Instructions to follow: Every line below that mentions the word "displayed" should be copied out.
-----
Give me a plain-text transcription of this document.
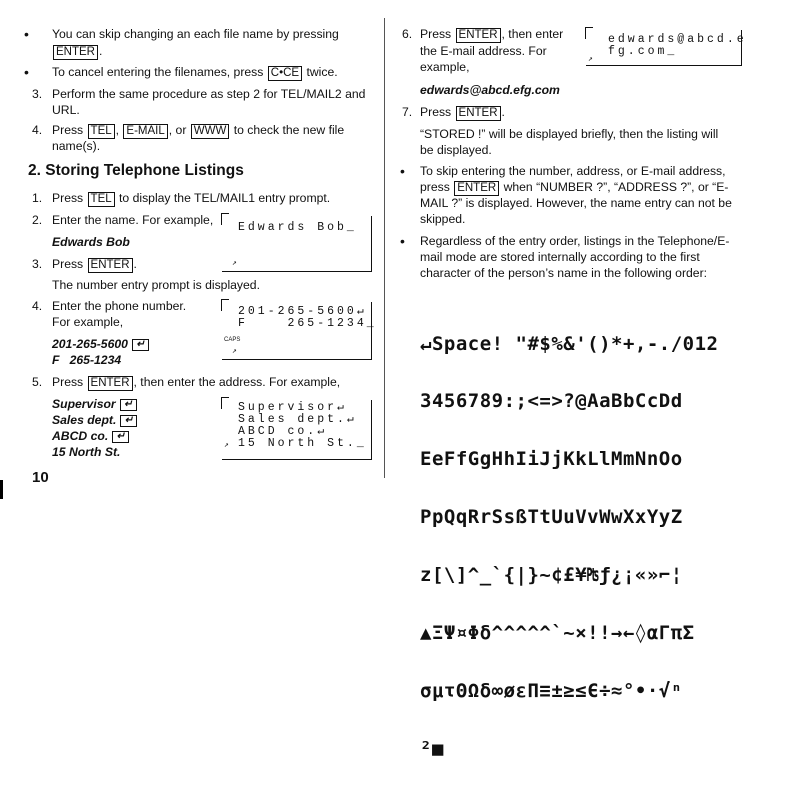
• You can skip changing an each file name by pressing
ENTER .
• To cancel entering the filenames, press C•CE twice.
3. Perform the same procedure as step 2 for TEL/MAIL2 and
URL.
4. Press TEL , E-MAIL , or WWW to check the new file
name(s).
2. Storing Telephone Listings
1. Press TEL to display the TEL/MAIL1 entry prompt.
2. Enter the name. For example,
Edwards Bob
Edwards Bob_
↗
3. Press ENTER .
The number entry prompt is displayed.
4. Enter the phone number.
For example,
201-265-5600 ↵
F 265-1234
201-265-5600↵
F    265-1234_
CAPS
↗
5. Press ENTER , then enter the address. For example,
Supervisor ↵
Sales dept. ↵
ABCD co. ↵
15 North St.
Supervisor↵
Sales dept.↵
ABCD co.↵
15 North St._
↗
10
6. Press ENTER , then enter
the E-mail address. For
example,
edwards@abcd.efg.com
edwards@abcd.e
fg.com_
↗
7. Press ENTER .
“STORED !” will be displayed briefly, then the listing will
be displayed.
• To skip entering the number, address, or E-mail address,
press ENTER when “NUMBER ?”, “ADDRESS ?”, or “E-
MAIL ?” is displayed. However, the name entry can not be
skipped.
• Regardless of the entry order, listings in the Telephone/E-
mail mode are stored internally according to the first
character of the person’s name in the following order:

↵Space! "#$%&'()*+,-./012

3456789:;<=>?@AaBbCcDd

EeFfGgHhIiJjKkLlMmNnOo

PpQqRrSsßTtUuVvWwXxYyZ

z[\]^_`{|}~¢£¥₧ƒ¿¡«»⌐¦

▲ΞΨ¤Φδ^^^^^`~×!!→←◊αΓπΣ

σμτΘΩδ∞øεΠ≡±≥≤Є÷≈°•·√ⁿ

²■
-----
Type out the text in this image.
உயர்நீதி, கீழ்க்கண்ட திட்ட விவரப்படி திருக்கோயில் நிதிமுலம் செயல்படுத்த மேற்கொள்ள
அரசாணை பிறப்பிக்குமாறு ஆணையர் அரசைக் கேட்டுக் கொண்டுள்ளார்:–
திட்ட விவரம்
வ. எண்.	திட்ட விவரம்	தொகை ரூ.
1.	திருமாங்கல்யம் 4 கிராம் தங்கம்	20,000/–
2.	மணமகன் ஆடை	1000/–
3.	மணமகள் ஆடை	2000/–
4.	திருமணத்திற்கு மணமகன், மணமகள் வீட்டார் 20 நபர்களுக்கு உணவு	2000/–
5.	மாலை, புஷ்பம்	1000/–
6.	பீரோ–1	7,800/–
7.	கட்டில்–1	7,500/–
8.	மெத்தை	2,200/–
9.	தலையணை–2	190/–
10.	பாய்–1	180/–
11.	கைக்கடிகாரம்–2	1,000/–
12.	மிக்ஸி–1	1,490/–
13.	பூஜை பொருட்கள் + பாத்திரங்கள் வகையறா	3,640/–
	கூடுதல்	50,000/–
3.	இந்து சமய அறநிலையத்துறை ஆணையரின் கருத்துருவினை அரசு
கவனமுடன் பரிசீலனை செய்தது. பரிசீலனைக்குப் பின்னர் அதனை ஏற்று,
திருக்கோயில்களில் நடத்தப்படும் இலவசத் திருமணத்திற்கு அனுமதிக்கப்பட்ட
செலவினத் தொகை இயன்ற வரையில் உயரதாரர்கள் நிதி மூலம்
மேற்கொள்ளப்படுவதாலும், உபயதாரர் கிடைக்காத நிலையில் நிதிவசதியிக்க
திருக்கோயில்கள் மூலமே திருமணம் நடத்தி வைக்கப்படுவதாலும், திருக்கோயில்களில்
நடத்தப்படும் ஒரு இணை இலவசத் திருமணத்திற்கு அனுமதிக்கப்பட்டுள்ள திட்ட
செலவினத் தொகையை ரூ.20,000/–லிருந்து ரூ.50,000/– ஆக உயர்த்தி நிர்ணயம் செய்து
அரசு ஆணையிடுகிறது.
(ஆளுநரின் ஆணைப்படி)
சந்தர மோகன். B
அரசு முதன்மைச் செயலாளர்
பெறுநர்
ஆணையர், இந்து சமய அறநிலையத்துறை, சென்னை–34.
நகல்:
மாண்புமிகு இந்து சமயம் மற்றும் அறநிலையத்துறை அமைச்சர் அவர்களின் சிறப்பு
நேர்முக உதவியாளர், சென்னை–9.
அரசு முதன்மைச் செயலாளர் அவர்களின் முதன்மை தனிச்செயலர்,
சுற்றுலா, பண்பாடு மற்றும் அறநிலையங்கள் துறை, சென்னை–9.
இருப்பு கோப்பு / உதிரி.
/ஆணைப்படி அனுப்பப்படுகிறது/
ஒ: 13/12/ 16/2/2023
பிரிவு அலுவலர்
-----
Task result:
The number entry prompt is displayed.
“STORED !” will be displayed briefly, then the listing will
be displayed.
MAIL ?” is displayed. However, the name entry can not be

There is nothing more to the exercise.